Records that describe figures
↓↓↓
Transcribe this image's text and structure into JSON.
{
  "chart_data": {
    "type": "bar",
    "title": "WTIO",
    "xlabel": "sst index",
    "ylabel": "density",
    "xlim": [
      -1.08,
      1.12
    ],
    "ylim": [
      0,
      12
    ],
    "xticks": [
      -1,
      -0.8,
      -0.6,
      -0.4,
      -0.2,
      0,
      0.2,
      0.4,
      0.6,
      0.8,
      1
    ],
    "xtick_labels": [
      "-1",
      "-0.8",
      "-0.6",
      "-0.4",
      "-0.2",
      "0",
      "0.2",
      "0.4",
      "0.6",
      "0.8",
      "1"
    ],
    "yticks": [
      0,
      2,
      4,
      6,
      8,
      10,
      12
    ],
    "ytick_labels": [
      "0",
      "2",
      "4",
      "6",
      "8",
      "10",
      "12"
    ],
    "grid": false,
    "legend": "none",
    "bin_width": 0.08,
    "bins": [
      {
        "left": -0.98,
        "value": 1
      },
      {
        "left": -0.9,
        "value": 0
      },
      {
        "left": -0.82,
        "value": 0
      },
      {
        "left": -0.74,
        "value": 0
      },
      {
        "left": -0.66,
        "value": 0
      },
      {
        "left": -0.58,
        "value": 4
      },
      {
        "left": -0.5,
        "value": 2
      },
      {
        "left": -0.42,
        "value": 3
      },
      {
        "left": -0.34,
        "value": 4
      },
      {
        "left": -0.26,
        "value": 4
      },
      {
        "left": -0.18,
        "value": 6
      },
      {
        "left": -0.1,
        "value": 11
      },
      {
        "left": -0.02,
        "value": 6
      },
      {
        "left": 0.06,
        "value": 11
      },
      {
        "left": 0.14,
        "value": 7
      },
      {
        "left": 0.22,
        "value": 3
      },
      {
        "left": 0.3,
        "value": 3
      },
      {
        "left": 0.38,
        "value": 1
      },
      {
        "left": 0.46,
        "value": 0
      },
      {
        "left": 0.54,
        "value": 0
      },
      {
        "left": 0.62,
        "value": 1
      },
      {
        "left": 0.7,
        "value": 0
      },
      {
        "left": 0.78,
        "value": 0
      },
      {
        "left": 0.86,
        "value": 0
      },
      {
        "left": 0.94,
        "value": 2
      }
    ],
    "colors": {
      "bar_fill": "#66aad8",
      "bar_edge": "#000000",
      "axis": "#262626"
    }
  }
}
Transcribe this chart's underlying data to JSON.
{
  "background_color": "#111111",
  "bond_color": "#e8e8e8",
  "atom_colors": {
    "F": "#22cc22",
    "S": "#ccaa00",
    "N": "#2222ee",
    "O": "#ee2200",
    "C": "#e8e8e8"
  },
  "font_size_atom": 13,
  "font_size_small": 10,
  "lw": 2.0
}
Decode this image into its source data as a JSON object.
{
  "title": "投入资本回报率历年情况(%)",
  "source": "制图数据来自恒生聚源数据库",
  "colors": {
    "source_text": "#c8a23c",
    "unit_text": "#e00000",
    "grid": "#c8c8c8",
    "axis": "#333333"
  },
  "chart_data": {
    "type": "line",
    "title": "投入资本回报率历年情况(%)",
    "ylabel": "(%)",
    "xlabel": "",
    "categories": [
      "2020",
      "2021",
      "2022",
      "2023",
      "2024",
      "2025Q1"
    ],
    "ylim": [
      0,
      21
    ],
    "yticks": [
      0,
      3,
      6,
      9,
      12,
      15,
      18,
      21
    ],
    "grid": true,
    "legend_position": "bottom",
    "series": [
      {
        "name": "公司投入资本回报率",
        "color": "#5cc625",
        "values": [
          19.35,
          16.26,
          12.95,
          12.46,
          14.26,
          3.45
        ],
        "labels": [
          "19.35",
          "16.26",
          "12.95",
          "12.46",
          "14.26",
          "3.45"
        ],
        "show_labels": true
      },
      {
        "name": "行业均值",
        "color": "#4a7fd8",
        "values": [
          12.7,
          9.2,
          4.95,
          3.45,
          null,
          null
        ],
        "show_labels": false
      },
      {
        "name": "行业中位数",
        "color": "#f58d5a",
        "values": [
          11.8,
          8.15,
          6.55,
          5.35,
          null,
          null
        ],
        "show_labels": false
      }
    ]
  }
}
↑↑↑
PROBLEM:
Pull out each line containing the word "image" and copy it.

TASK RESULT:
Transcribe this image's text and structure into JSON.
Decode this image into its source data as a JSON object.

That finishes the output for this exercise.